* BEGIN *

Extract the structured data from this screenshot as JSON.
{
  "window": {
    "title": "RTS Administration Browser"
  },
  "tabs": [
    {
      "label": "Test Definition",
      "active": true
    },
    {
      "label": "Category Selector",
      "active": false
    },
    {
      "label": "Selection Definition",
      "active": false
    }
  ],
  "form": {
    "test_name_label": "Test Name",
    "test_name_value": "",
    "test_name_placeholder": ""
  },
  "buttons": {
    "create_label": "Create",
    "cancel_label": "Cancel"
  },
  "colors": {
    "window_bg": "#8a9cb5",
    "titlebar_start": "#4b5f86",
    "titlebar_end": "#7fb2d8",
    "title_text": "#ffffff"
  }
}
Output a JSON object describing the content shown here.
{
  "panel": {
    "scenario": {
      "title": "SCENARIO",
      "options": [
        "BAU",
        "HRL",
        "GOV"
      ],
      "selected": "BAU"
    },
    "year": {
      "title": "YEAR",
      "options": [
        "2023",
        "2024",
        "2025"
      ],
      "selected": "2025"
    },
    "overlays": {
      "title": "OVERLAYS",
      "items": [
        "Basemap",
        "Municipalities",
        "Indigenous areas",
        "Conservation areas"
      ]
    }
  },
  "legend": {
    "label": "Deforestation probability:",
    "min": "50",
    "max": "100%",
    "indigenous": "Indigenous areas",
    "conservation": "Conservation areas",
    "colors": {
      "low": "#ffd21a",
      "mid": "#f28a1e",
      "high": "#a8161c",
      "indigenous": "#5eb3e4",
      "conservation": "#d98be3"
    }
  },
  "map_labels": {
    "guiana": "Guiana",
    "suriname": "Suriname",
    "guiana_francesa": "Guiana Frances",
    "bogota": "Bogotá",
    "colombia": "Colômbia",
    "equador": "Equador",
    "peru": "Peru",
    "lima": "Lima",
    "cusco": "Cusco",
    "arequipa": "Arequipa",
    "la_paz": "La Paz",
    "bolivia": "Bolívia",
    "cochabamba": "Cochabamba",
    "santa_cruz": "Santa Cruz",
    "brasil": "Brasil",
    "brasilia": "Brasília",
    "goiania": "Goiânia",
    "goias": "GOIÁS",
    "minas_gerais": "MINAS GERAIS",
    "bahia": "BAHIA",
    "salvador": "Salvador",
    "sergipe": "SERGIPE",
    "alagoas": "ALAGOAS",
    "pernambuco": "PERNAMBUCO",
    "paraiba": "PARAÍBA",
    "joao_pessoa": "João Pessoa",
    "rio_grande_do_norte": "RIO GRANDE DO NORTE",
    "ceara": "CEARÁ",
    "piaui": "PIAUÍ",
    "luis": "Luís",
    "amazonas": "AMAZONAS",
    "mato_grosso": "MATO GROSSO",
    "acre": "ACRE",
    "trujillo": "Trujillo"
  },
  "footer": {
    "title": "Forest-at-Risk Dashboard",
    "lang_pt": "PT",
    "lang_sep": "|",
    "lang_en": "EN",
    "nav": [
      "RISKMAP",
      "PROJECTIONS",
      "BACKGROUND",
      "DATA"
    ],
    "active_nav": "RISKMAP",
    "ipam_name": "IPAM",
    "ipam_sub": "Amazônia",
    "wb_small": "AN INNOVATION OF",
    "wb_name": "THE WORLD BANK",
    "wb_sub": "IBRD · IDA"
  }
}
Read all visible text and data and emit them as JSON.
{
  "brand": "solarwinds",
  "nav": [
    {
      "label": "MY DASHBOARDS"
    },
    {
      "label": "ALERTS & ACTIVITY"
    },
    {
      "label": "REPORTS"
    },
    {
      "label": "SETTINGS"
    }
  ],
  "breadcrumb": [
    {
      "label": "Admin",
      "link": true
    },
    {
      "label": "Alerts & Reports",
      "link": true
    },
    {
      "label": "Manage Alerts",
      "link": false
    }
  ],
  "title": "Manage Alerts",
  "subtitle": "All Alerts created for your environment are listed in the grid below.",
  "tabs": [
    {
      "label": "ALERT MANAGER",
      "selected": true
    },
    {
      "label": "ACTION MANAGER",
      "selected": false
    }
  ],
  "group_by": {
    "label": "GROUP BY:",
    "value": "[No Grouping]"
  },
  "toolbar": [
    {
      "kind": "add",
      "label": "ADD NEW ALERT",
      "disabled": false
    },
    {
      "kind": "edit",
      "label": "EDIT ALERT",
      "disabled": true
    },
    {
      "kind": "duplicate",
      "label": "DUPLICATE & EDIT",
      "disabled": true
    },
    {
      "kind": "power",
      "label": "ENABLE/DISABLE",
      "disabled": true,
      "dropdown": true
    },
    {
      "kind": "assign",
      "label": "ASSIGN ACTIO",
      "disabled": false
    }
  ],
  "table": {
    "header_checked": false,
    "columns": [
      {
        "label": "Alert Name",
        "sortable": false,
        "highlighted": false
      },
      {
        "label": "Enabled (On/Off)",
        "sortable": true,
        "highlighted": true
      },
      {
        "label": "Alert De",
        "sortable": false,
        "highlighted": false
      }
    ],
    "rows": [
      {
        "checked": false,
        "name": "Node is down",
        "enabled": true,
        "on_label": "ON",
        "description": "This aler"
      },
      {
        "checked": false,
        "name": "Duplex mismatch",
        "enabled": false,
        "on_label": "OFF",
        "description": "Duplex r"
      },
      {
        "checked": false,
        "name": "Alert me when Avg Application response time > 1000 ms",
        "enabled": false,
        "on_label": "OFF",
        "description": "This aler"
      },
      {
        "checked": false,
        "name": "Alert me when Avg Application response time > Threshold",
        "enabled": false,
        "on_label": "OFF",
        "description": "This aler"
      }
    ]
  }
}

* END *

▸ Your objective: Please repeat the listing exactly, with nothing left out.

▸ Response to the exercise:
Extract the structured data from this screenshot as JSON.
{
  "window": {
    "title": "RTS Administration Browser"
  },
  "tabs": [
    {
      "label": "Test Definition",
      "active": true
    },
    {
      "label": "Category Selector",
      "active": false
    },
    {
      "label": "Selection Definition",
      "active": false
    }
  ],
  "form": {
    "test_name_label": "Test Name",
    "test_name_value": "",
    "test_name_placeholder": ""
  },
  "buttons": {
    "create_label": "Create",
    "cancel_label": "Cancel"
  },
  "colors": {
    "window_bg": "#8a9cb5",
    "titlebar_start": "#4b5f86",
    "titlebar_end": "#7fb2d8",
    "title_text": "#ffffff"
  }
}
Output a JSON object describing the content shown here.
{
  "panel": {
    "scenario": {
      "title": "SCENARIO",
      "options": [
        "BAU",
        "HRL",
        "GOV"
      ],
      "selected": "BAU"
    },
    "year": {
      "title": "YEAR",
      "options": [
        "2023",
        "2024",
        "2025"
      ],
      "selected": "2025"
    },
    "overlays": {
      "title": "OVERLAYS",
      "items": [
        "Basemap",
        "Municipalities",
        "Indigenous areas",
        "Conservation areas"
      ]
    }
  },
  "legend": {
    "label": "Deforestation probability:",
    "min": "50",
    "max": "100%",
    "indigenous": "Indigenous areas",
    "conservation": "Conservation areas",
    "colors": {
      "low": "#ffd21a",
      "mid": "#f28a1e",
      "high": "#a8161c",
      "indigenous": "#5eb3e4",
      "conservation": "#d98be3"
    }
  },
  "map_labels": {
    "guiana": "Guiana",
    "suriname": "Suriname",
    "guiana_francesa": "Guiana Frances",
    "bogota": "Bogotá",
    "colombia": "Colômbia",
    "equador": "Equador",
    "peru": "Peru",
    "lima": "Lima",
    "cusco": "Cusco",
    "arequipa": "Arequipa",
    "la_paz": "La Paz",
    "bolivia": "Bolívia",
    "cochabamba": "Cochabamba",
    "santa_cruz": "Santa Cruz",
    "brasil": "Brasil",
    "brasilia": "Brasília",
    "goiania": "Goiânia",
    "goias": "GOIÁS",
    "minas_gerais": "MINAS GERAIS",
    "bahia": "BAHIA",
    "salvador": "Salvador",
    "sergipe": "SERGIPE",
    "alagoas": "ALAGOAS",
    "pernambuco": "PERNAMBUCO",
    "paraiba": "PARAÍBA",
    "joao_pessoa": "João Pessoa",
    "rio_grande_do_norte": "RIO GRANDE DO NORTE",
    "ceara": "CEARÁ",
    "piaui": "PIAUÍ",
    "luis": "Luís",
    "amazonas": "AMAZONAS",
    "mato_grosso": "MATO GROSSO",
    "acre": "ACRE",
    "trujillo": "Trujillo"
  },
  "footer": {
    "title": "Forest-at-Risk Dashboard",
    "lang_pt": "PT",
    "lang_sep": "|",
    "lang_en": "EN",
    "nav": [
      "RISKMAP",
      "PROJECTIONS",
      "BACKGROUND",
      "DATA"
    ],
    "active_nav": "RISKMAP",
    "ipam_name": "IPAM",
    "ipam_sub": "Amazônia",
    "wb_small": "AN INNOVATION OF",
    "wb_name": "THE WORLD BANK",
    "wb_sub": "IBRD · IDA"
  }
}
Read all visible text and data and emit them as JSON.
{
  "brand": "solarwinds",
  "nav": [
    {
      "label": "MY DASHBOARDS"
    },
    {
      "label": "ALERTS & ACTIVITY"
    },
    {
      "label": "REPORTS"
    },
    {
      "label": "SETTINGS"
    }
  ],
  "breadcrumb": [
    {
      "label": "Admin",
      "link": true
    },
    {
      "label": "Alerts & Reports",
      "link": true
    },
    {
      "label": "Manage Alerts",
      "link": false
    }
  ],
  "title": "Manage Alerts",
  "subtitle": "All Alerts created for your environment are listed in the grid below.",
  "tabs": [
    {
      "label": "ALERT MANAGER",
      "selected": true
    },
    {
      "label": "ACTION MANAGER",
      "selected": false
    }
  ],
  "group_by": {
    "label": "GROUP BY:",
    "value": "[No Grouping]"
  },
  "toolbar": [
    {
      "kind": "add",
      "label": "ADD NEW ALERT",
      "disabled": false
    },
    {
      "kind": "edit",
      "label": "EDIT ALERT",
      "disabled": true
    },
    {
      "kind": "duplicate",
      "label": "DUPLICATE & EDIT",
      "disabled": true
    },
    {
      "kind": "power",
      "label": "ENABLE/DISABLE",
      "disabled": true,
      "dropdown": true
    },
    {
      "kind": "assign",
      "label": "ASSIGN ACTIO",
      "disabled": false
    }
  ],
  "table": {
    "header_checked": false,
    "columns": [
      {
        "label": "Alert Name",
        "sortable": false,
        "highlighted": false
      },
      {
        "label": "Enabled (On/Off)",
        "sortable": true,
        "highlighted": true
      },
      {
        "label": "Alert De",
        "sortable": false,
        "highlighted": false
      }
    ],
    "rows": [
      {
        "checked": false,
        "name": "Node is down",
        "enabled": true,
        "on_label": "ON",
        "description": "This aler"
      },
      {
        "checked": false,
        "name": "Duplex mismatch",
        "enabled": false,
        "on_label": "OFF",
        "description": "Duplex r"
      },
      {
        "checked": false,
        "name": "Alert me when Avg Application response time > 1000 ms",
        "enabled": false,
        "on_label": "OFF",
        "description": "This aler"
      },
      {
        "checked": false,
        "name": "Alert me when Avg Application response time > Threshold",
        "enabled": false,
        "on_label": "OFF",
        "description": "This aler"
      }
    ]
  }
}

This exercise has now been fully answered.